Stored rows:
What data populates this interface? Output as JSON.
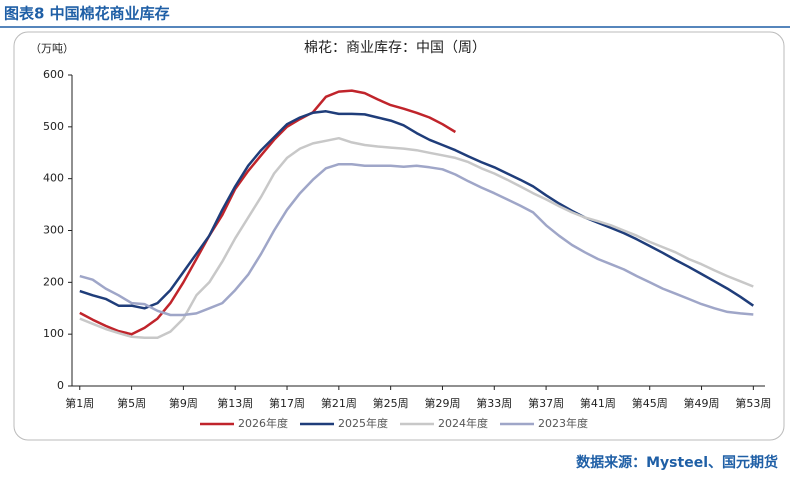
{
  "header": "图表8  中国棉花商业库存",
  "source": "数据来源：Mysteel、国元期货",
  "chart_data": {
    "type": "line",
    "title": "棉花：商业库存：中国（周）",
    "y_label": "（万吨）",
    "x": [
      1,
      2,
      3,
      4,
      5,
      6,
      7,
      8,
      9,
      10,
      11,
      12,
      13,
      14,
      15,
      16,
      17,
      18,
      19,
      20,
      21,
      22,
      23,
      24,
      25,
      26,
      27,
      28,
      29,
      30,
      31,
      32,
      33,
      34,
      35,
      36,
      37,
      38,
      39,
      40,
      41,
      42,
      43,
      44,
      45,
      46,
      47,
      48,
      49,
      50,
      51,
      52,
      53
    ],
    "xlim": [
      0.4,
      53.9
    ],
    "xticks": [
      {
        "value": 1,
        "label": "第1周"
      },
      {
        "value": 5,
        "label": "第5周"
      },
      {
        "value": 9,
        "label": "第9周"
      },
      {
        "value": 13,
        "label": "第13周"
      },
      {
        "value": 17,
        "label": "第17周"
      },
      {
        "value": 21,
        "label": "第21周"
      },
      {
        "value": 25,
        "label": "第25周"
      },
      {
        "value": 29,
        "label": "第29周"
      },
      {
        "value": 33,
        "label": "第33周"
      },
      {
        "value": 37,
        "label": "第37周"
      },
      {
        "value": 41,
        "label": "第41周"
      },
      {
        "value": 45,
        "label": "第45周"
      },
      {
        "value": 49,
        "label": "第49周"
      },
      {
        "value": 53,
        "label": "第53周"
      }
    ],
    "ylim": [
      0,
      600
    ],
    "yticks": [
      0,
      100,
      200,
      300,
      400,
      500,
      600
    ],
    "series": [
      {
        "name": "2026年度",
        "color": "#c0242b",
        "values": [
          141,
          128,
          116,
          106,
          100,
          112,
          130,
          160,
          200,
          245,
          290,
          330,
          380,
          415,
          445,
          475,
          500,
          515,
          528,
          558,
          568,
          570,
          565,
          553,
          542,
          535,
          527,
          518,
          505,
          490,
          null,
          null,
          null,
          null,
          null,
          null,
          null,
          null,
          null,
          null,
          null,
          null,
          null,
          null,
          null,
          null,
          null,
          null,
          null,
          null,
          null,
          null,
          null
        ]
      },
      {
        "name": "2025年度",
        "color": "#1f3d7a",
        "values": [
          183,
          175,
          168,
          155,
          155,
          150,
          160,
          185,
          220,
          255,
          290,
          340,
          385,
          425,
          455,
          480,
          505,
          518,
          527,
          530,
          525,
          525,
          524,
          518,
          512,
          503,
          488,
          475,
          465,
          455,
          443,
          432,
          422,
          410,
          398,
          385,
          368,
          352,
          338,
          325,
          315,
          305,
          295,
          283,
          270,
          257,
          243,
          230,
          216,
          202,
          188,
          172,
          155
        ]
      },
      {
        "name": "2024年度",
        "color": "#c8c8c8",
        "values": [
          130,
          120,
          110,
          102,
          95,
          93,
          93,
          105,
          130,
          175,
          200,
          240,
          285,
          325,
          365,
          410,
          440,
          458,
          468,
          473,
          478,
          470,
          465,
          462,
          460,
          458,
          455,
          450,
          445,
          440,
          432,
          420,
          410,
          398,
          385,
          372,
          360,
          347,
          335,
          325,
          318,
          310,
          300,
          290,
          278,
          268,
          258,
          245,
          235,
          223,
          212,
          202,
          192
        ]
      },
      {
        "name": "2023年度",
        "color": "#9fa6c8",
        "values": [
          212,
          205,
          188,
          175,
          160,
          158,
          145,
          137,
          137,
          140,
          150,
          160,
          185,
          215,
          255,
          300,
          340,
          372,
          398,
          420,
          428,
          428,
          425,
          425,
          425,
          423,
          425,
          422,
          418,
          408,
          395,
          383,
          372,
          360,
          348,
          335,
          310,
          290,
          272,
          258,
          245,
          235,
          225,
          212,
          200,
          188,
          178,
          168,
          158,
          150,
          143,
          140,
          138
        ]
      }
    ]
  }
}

--

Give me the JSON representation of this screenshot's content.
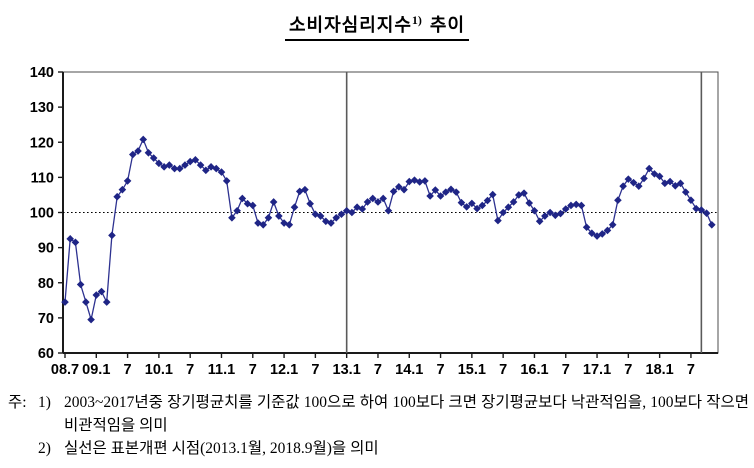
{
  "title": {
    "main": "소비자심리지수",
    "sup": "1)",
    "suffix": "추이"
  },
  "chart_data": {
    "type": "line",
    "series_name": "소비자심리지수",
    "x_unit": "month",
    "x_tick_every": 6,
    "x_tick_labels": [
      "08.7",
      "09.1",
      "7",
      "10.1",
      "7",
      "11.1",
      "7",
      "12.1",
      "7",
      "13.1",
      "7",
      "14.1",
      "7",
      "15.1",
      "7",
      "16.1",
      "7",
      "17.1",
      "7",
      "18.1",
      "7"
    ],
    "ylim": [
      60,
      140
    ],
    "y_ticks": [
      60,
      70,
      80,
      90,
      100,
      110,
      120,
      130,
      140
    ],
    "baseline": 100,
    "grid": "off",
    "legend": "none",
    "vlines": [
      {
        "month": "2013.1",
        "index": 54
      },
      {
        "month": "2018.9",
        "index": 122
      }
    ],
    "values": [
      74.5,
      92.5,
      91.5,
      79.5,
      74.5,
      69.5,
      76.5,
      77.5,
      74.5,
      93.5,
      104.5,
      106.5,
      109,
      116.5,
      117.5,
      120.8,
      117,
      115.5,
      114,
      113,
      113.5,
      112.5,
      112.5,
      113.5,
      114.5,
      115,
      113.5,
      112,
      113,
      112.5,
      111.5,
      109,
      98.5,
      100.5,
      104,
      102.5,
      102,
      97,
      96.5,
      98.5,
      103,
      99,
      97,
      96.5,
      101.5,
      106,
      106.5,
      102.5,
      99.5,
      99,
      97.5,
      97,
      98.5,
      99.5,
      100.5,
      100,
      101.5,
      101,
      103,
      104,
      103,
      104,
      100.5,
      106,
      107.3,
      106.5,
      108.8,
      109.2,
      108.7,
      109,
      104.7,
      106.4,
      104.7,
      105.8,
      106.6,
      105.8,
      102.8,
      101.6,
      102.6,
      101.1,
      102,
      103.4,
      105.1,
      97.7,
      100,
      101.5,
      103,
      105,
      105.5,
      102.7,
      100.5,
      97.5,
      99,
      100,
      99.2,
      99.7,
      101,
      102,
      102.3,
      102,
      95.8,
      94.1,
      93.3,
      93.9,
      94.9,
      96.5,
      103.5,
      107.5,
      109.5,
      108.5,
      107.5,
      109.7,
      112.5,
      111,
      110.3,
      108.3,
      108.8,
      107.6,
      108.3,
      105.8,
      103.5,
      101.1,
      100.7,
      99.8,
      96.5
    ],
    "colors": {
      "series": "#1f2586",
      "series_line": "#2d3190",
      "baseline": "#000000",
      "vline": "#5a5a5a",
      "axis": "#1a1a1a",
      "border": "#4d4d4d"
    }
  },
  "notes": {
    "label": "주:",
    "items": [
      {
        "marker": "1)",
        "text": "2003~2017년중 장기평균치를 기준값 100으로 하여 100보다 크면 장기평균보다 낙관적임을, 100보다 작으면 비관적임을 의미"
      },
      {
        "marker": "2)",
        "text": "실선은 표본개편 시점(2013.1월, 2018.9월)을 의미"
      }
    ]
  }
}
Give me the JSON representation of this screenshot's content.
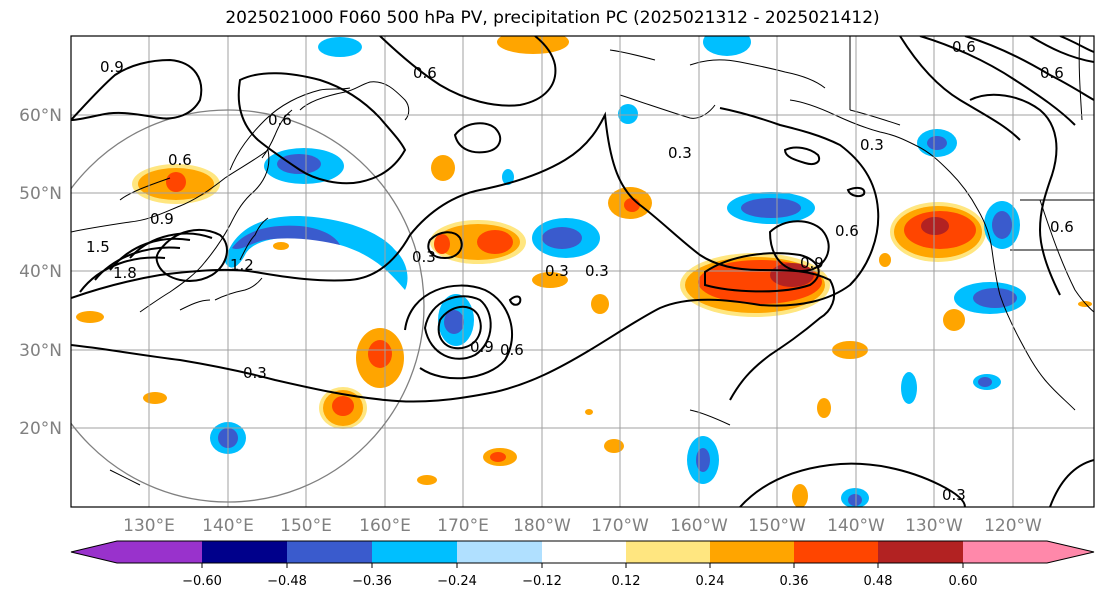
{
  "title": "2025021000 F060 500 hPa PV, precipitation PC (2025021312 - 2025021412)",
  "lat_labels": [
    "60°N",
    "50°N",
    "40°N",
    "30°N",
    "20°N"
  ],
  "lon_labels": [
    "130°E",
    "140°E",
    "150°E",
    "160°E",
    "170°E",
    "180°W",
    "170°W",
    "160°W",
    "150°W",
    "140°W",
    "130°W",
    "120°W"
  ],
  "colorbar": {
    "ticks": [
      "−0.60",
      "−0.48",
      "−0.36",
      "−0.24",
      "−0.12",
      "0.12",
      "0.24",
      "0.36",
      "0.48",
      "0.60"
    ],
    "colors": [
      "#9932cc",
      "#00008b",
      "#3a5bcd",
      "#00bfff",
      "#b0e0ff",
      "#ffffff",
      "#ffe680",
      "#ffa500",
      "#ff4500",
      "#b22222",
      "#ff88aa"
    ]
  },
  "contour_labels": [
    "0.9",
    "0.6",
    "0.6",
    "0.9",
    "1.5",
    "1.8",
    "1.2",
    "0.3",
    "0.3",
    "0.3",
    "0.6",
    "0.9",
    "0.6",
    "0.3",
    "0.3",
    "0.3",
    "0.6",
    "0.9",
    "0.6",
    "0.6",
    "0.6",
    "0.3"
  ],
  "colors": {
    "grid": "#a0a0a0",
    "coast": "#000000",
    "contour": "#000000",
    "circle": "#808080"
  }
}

What is being asked: Set out every line from the material that contains the string "text".

Written solution:
        "text": "2003~2017년중 장기평균치를 기준값 100으로 하여 100보다 크면 장기평균보다 낙관적임을, 100보다 작으면 비관적임을 의미"
        "text": "실선은 표본개편 시점(2013.1월, 2018.9월)을 의미"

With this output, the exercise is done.